## Task statement
Quote exactly, and only, the lines from the one with "Convert this screenshot" through the end of the listing.

****************************************

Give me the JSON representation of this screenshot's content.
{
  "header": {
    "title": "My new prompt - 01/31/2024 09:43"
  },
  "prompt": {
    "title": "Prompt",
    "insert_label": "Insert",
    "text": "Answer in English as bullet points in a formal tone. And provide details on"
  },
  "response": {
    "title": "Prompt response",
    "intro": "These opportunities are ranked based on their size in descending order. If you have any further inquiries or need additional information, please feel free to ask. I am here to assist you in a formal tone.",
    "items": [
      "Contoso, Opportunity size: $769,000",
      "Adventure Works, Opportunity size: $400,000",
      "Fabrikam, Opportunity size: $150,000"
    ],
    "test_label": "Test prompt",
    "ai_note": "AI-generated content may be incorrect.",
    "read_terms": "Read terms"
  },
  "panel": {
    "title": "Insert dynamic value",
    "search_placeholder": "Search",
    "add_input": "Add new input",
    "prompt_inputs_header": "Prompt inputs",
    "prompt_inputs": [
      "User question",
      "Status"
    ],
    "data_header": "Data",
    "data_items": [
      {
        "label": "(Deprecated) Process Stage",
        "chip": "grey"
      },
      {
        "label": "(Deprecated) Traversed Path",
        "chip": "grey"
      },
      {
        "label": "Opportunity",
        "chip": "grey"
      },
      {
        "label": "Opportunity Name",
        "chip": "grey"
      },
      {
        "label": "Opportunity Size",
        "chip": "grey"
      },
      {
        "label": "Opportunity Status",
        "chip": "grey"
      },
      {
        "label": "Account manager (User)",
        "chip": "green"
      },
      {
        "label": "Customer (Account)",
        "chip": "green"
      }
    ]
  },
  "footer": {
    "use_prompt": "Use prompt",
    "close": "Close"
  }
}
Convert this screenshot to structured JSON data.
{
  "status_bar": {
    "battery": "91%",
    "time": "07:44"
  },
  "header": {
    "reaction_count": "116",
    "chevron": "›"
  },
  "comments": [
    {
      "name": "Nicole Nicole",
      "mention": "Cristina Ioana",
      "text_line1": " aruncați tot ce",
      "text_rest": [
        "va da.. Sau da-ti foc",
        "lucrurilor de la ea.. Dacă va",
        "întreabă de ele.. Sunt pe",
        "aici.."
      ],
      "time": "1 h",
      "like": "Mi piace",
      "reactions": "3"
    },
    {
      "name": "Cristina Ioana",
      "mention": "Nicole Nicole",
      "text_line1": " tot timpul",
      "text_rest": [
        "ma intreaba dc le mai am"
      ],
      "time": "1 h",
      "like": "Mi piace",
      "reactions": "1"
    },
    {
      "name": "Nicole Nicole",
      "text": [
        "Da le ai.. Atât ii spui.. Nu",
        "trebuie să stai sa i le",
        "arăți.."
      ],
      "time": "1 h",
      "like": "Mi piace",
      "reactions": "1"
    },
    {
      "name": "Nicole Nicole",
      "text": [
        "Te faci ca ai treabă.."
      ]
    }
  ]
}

****************************************

## Result
Convert this screenshot to structured JSON data.
{
  "status_bar": {
    "battery": "91%",
    "time": "07:44"
  },
  "header": {
    "reaction_count": "116",
    "chevron": "›"
  },
  "comments": [
    {
      "name": "Nicole Nicole",
      "mention": "Cristina Ioana",
      "text_line1": " aruncați tot ce",
      "text_rest": [
        "va da.. Sau da-ti foc",
        "lucrurilor de la ea.. Dacă va",
        "întreabă de ele.. Sunt pe",
        "aici.."
      ],
      "time": "1 h",
      "like": "Mi piace",
      "reactions": "3"
    },
    {
      "name": "Cristina Ioana",
      "mention": "Nicole Nicole",
      "text_line1": " tot timpul",
      "text_rest": [
        "ma intreaba dc le mai am"
      ],
      "time": "1 h",
      "like": "Mi piace",
      "reactions": "1"
    },
    {
      "name": "Nicole Nicole",
      "text": [
        "Da le ai.. Atât ii spui.. Nu",
        "trebuie să stai sa i le",
        "arăți.."
      ],
      "time": "1 h",
      "like": "Mi piace",
      "reactions": "1"
    },
    {
      "name": "Nicole Nicole",
      "text": [
        "Te faci ca ai treabă.."
      ]
    }
  ]
}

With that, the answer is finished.